[Records from a collection]
________
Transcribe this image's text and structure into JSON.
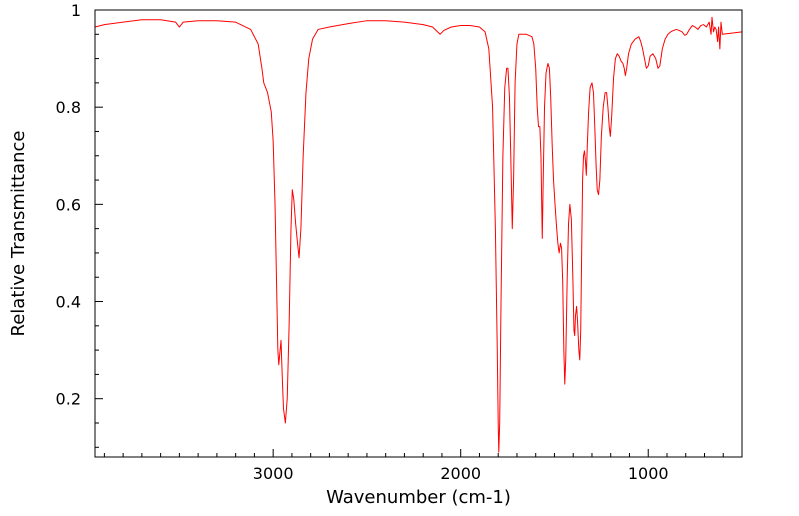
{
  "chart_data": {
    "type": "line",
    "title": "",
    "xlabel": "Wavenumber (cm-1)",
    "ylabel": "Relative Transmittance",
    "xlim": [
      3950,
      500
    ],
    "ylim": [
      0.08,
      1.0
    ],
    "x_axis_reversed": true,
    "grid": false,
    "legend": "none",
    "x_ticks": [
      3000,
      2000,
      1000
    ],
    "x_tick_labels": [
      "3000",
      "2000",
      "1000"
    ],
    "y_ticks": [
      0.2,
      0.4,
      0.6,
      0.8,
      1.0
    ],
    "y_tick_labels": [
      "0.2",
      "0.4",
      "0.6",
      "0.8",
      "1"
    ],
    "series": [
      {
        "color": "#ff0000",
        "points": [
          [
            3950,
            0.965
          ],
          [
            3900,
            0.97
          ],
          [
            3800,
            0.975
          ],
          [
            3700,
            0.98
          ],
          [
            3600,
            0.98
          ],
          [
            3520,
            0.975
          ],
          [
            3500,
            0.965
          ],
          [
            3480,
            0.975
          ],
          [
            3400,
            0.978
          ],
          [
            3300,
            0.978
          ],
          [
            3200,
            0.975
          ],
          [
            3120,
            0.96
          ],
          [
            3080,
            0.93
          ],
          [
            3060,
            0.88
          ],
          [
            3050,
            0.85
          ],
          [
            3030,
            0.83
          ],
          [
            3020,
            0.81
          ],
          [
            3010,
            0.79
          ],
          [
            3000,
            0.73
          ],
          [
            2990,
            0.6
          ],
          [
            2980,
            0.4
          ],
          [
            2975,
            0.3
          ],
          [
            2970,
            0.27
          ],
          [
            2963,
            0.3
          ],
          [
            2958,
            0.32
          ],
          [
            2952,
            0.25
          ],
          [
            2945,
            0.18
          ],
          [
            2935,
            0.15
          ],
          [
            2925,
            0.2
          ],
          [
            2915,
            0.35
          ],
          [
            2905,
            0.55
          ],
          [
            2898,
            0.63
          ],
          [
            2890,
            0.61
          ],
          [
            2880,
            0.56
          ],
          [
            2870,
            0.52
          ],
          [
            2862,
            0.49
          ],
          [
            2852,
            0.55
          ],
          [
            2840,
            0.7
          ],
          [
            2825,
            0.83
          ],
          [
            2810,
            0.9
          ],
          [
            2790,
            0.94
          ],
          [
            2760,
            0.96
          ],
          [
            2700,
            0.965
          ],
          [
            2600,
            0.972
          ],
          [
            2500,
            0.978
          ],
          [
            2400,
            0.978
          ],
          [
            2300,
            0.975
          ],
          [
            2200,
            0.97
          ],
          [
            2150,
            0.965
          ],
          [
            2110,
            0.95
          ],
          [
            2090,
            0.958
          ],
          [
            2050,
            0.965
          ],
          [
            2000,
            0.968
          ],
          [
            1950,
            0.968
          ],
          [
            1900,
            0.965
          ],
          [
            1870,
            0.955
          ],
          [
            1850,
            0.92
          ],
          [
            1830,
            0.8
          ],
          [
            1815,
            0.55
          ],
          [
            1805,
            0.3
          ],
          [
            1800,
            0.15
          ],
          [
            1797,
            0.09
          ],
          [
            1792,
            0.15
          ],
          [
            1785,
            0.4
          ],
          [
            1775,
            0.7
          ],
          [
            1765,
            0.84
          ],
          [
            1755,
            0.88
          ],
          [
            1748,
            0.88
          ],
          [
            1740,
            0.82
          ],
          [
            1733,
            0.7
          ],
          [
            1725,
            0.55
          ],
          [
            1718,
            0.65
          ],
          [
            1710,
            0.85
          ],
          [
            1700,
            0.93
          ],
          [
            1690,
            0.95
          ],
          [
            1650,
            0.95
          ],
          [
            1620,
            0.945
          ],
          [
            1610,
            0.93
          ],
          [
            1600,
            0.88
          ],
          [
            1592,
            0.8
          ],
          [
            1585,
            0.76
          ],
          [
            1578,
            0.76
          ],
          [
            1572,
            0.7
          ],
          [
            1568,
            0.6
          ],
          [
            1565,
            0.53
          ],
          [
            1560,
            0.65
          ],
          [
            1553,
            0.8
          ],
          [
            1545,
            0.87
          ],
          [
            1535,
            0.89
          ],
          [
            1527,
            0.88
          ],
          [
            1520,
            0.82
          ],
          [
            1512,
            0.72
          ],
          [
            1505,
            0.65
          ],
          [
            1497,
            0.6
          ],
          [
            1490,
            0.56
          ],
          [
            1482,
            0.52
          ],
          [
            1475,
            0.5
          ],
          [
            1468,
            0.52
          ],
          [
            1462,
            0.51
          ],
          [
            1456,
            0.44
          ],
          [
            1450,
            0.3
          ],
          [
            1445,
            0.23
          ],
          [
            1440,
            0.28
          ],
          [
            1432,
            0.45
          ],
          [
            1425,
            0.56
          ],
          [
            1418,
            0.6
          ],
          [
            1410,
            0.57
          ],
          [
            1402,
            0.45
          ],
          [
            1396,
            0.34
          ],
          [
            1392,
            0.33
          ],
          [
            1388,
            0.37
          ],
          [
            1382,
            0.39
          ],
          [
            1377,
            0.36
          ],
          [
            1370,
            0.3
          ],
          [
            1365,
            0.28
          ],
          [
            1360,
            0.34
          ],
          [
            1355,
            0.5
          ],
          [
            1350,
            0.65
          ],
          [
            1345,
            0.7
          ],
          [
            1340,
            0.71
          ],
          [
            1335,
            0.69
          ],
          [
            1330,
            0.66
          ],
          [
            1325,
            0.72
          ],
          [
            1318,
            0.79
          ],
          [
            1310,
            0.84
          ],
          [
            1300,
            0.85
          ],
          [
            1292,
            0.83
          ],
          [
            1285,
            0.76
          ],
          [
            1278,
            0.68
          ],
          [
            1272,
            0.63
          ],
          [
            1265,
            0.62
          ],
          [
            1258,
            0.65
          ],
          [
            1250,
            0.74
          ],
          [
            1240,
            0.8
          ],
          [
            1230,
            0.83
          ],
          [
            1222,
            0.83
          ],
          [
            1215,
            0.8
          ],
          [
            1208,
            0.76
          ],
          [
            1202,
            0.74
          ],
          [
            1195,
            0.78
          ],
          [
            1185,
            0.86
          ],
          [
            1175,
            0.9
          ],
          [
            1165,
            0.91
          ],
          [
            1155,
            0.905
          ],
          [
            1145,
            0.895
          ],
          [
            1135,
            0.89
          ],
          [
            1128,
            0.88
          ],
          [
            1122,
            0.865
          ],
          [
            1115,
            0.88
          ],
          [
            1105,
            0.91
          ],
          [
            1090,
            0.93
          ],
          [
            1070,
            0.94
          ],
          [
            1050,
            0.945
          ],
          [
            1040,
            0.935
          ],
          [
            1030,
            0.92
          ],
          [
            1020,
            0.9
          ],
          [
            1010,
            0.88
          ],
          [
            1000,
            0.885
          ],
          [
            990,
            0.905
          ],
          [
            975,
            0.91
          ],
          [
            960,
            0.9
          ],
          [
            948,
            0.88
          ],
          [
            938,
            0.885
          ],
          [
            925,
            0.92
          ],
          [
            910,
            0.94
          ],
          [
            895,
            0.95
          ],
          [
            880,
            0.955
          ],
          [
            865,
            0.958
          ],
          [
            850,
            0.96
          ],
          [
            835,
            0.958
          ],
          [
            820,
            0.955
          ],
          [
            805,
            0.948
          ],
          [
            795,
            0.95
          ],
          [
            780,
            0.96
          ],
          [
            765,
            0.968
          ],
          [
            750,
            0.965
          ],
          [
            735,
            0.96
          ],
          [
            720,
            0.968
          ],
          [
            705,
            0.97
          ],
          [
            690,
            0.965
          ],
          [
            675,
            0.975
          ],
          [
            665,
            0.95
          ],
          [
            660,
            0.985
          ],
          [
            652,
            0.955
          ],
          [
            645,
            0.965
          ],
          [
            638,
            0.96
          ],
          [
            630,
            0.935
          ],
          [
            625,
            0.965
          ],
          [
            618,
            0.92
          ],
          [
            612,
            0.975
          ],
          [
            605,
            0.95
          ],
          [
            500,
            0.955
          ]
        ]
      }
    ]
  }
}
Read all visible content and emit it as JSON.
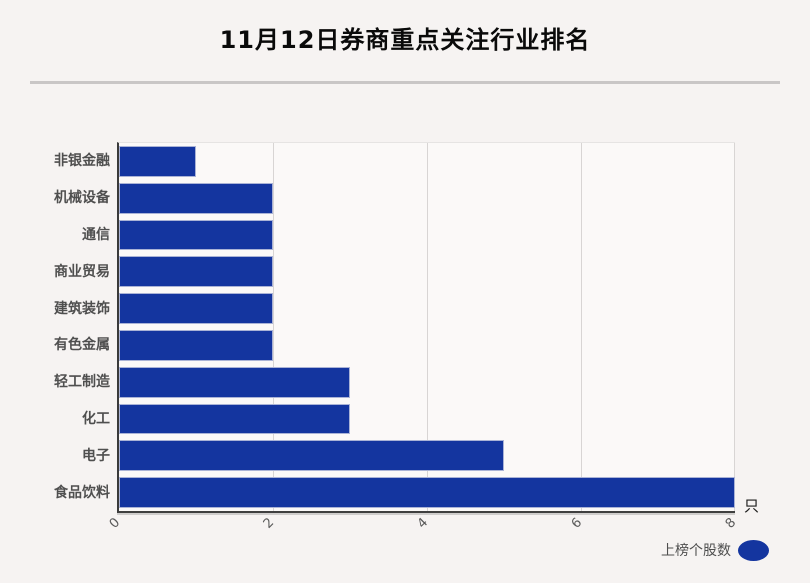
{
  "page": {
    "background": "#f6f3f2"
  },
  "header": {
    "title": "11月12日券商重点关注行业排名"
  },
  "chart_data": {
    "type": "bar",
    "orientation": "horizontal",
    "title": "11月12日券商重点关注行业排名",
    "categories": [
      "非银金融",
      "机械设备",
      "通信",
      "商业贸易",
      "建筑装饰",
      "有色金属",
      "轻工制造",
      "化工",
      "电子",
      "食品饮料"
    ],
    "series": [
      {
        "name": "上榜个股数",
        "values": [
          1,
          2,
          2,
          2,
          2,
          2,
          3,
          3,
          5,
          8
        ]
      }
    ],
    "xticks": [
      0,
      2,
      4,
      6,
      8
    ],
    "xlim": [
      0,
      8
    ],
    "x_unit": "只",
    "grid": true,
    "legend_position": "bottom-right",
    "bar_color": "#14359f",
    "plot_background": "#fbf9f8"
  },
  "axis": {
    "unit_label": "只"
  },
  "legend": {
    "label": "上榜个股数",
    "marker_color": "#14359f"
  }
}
________
-- What is asked --
Beginning with the line that contains "Read all visible content and emit it as JSON." and ending with the last line of the data above, output those lines exactly and nothing more, without any pictures.

-- Answer for this exercise --
Read all visible content and emit it as JSON.
{
  "page": {
    "background": "#f6f3f2"
  },
  "header": {
    "title": "11月12日券商重点关注行业排名"
  },
  "chart_data": {
    "type": "bar",
    "orientation": "horizontal",
    "title": "11月12日券商重点关注行业排名",
    "categories": [
      "非银金融",
      "机械设备",
      "通信",
      "商业贸易",
      "建筑装饰",
      "有色金属",
      "轻工制造",
      "化工",
      "电子",
      "食品饮料"
    ],
    "series": [
      {
        "name": "上榜个股数",
        "values": [
          1,
          2,
          2,
          2,
          2,
          2,
          3,
          3,
          5,
          8
        ]
      }
    ],
    "xticks": [
      0,
      2,
      4,
      6,
      8
    ],
    "xlim": [
      0,
      8
    ],
    "x_unit": "只",
    "grid": true,
    "legend_position": "bottom-right",
    "bar_color": "#14359f",
    "plot_background": "#fbf9f8"
  },
  "axis": {
    "unit_label": "只"
  },
  "legend": {
    "label": "上榜个股数",
    "marker_color": "#14359f"
  }
}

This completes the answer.